### What you need to do:
Below are the records; locate each line with the word "label" and copy it.
== Material shown
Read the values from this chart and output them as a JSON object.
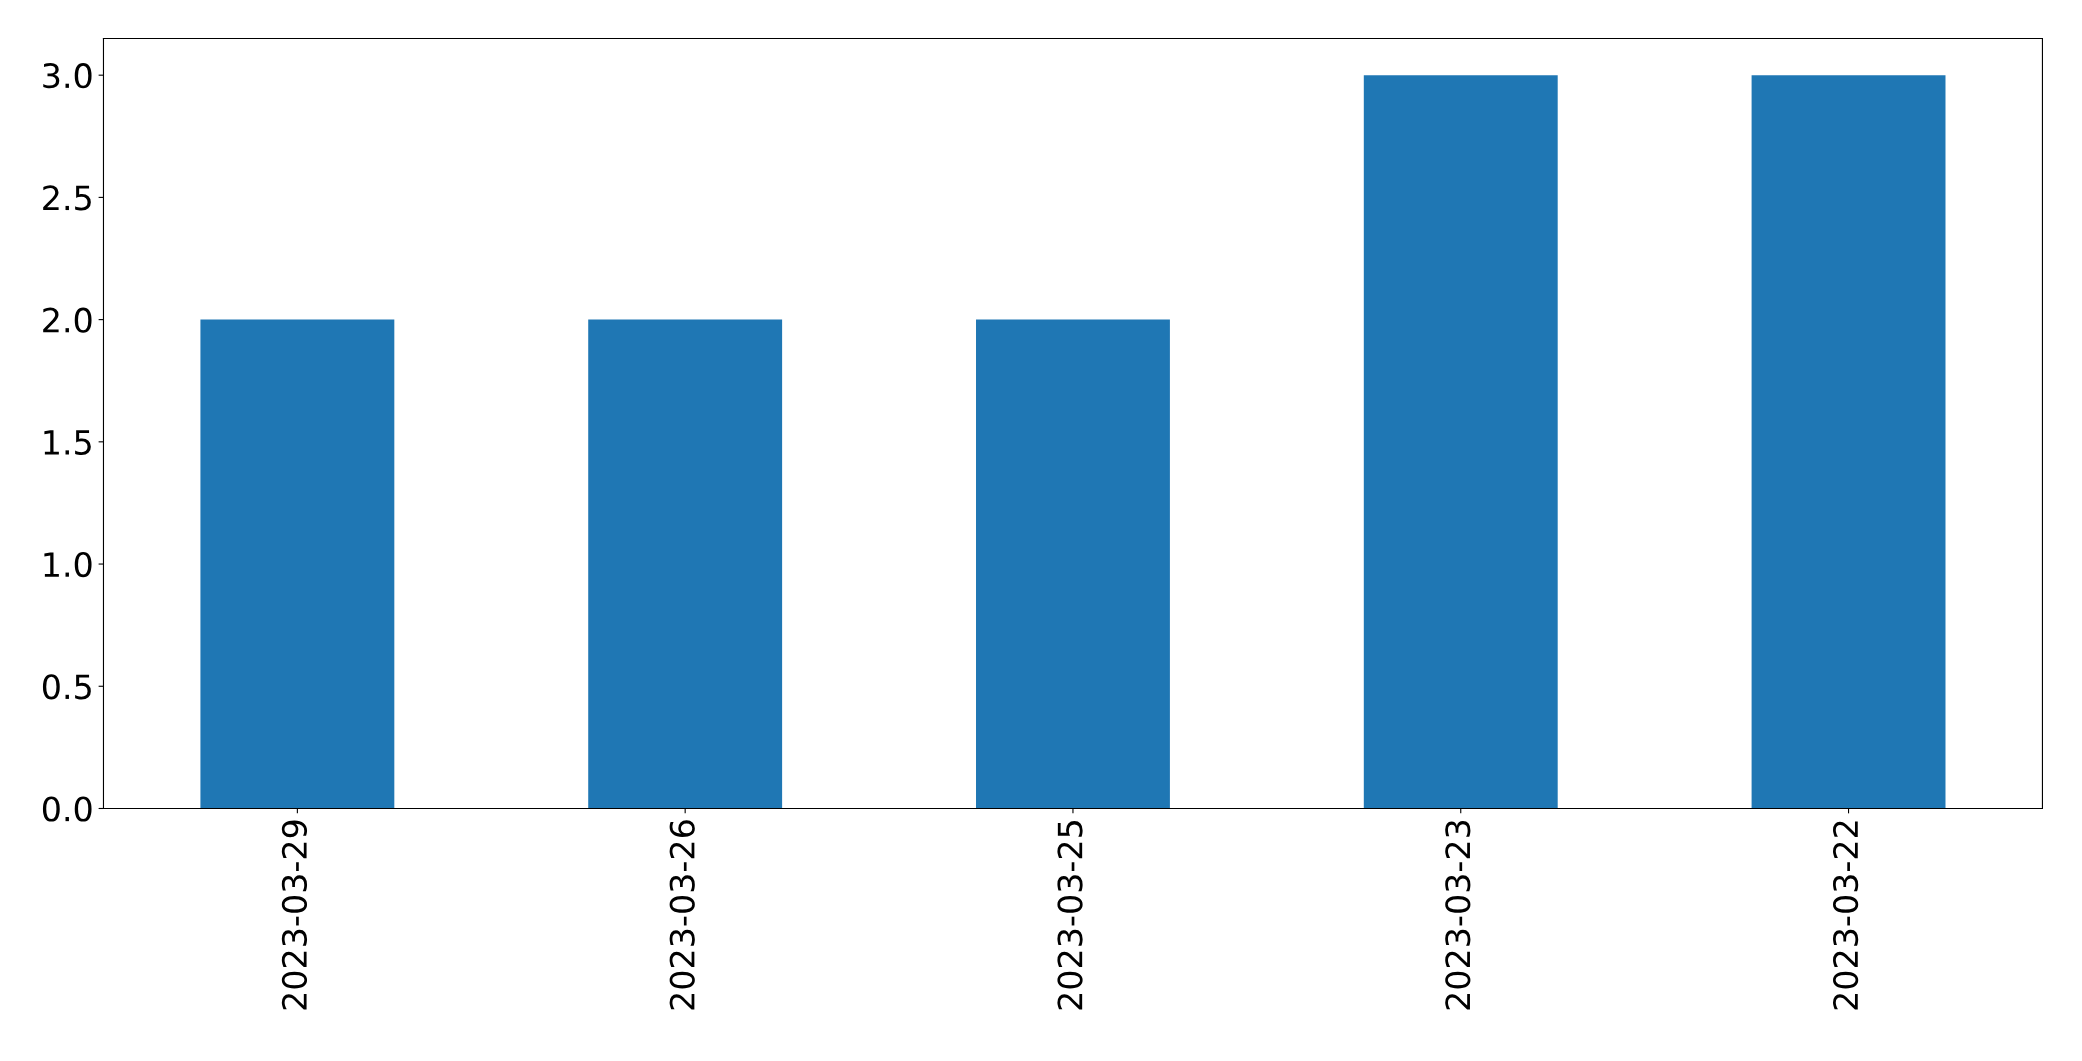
{
  "chart_data": {
    "type": "bar",
    "categories": [
      "2023-03-29",
      "2023-03-26",
      "2023-03-25",
      "2023-03-23",
      "2023-03-22"
    ],
    "values": [
      2,
      2,
      2,
      3,
      3
    ],
    "color": "#1f77b4",
    "ylim": [
      0,
      3.15
    ],
    "yticks": [
      {
        "value": 0,
        "label": "0.0"
      },
      {
        "value": 0.5,
        "label": "0.5"
      },
      {
        "value": 1,
        "label": "1.0"
      },
      {
        "value": 1.5,
        "label": "1.5"
      },
      {
        "value": 2,
        "label": "2.0"
      },
      {
        "value": 2.5,
        "label": "2.5"
      },
      {
        "value": 3,
        "label": "3.0"
      }
    ],
    "grid": false
  }
}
====
### Solved exercise:
        "label": "0.0"
        "label": "0.5"
        "label": "1.0"
        "label": "1.5"
        "label": "2.0"
        "label": "2.5"
        "label": "3.0"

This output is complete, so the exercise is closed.